** start of Entries supplied **

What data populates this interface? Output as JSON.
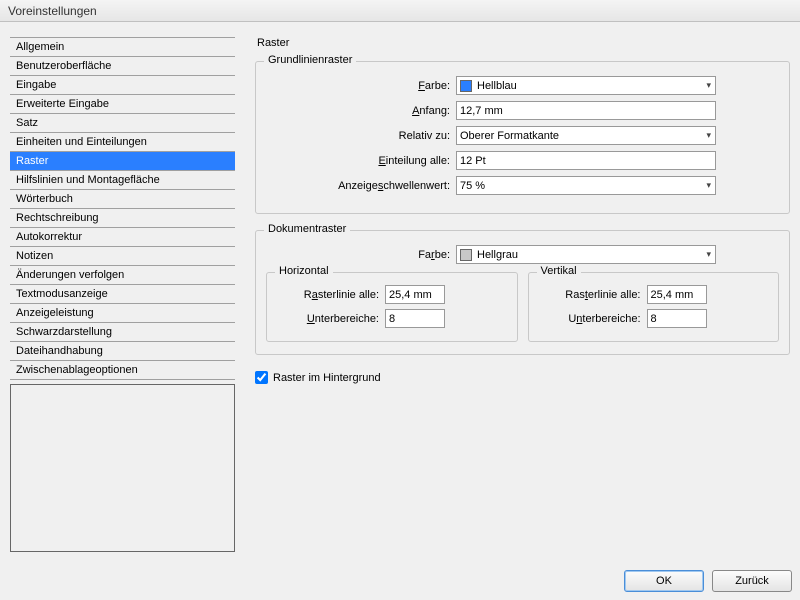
{
  "window": {
    "title": "Voreinstellungen"
  },
  "sidebar": {
    "items": [
      {
        "label": "Allgemein"
      },
      {
        "label": "Benutzeroberfläche"
      },
      {
        "label": "Eingabe"
      },
      {
        "label": "Erweiterte Eingabe"
      },
      {
        "label": "Satz"
      },
      {
        "label": "Einheiten und Einteilungen"
      },
      {
        "label": "Raster"
      },
      {
        "label": "Hilfslinien und Montagefläche"
      },
      {
        "label": "Wörterbuch"
      },
      {
        "label": "Rechtschreibung"
      },
      {
        "label": "Autokorrektur"
      },
      {
        "label": "Notizen"
      },
      {
        "label": "Änderungen verfolgen"
      },
      {
        "label": "Textmodusanzeige"
      },
      {
        "label": "Anzeigeleistung"
      },
      {
        "label": "Schwarzdarstellung"
      },
      {
        "label": "Dateihandhabung"
      },
      {
        "label": "Zwischenablageoptionen"
      }
    ],
    "selected_index": 6
  },
  "page": {
    "title": "Raster"
  },
  "baseline": {
    "group_title": "Grundlinienraster",
    "color_label": "Farbe:",
    "color_value": "Hellblau",
    "start_label": "Anfang:",
    "start_value": "12,7 mm",
    "relative_label": "Relativ zu:",
    "relative_value": "Oberer Formatkante",
    "increment_label": "Einteilung alle:",
    "increment_value": "12 Pt",
    "threshold_label": "Anzeigeschwellenwert:",
    "threshold_value": "75 %"
  },
  "docgrid": {
    "group_title": "Dokumentraster",
    "color_label": "Farbe:",
    "color_value": "Hellgrau",
    "horizontal": {
      "title": "Horizontal",
      "gridline_label": "Rasterlinie alle:",
      "gridline_value": "25,4 mm",
      "subdiv_label": "Unterbereiche:",
      "subdiv_value": "8"
    },
    "vertical": {
      "title": "Vertikal",
      "gridline_label": "Rasterlinie alle:",
      "gridline_value": "25,4 mm",
      "subdiv_label": "Unterbereiche:",
      "subdiv_value": "8"
    }
  },
  "grid_in_back": {
    "label": "Raster im Hintergrund",
    "checked": true
  },
  "buttons": {
    "ok": "OK",
    "back": "Zurück"
  }
}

** end of Entries supplied **

Stated goal => Copy every record above exactly, leaving out the pictures.

Correct result =>
What data populates this interface? Output as JSON.
{
  "window": {
    "title": "Voreinstellungen"
  },
  "sidebar": {
    "items": [
      {
        "label": "Allgemein"
      },
      {
        "label": "Benutzeroberfläche"
      },
      {
        "label": "Eingabe"
      },
      {
        "label": "Erweiterte Eingabe"
      },
      {
        "label": "Satz"
      },
      {
        "label": "Einheiten und Einteilungen"
      },
      {
        "label": "Raster"
      },
      {
        "label": "Hilfslinien und Montagefläche"
      },
      {
        "label": "Wörterbuch"
      },
      {
        "label": "Rechtschreibung"
      },
      {
        "label": "Autokorrektur"
      },
      {
        "label": "Notizen"
      },
      {
        "label": "Änderungen verfolgen"
      },
      {
        "label": "Textmodusanzeige"
      },
      {
        "label": "Anzeigeleistung"
      },
      {
        "label": "Schwarzdarstellung"
      },
      {
        "label": "Dateihandhabung"
      },
      {
        "label": "Zwischenablageoptionen"
      }
    ],
    "selected_index": 6
  },
  "page": {
    "title": "Raster"
  },
  "baseline": {
    "group_title": "Grundlinienraster",
    "color_label": "Farbe:",
    "color_value": "Hellblau",
    "start_label": "Anfang:",
    "start_value": "12,7 mm",
    "relative_label": "Relativ zu:",
    "relative_value": "Oberer Formatkante",
    "increment_label": "Einteilung alle:",
    "increment_value": "12 Pt",
    "threshold_label": "Anzeigeschwellenwert:",
    "threshold_value": "75 %"
  },
  "docgrid": {
    "group_title": "Dokumentraster",
    "color_label": "Farbe:",
    "color_value": "Hellgrau",
    "horizontal": {
      "title": "Horizontal",
      "gridline_label": "Rasterlinie alle:",
      "gridline_value": "25,4 mm",
      "subdiv_label": "Unterbereiche:",
      "subdiv_value": "8"
    },
    "vertical": {
      "title": "Vertikal",
      "gridline_label": "Rasterlinie alle:",
      "gridline_value": "25,4 mm",
      "subdiv_label": "Unterbereiche:",
      "subdiv_value": "8"
    }
  },
  "grid_in_back": {
    "label": "Raster im Hintergrund",
    "checked": true
  },
  "buttons": {
    "ok": "OK",
    "back": "Zurück"
  }
}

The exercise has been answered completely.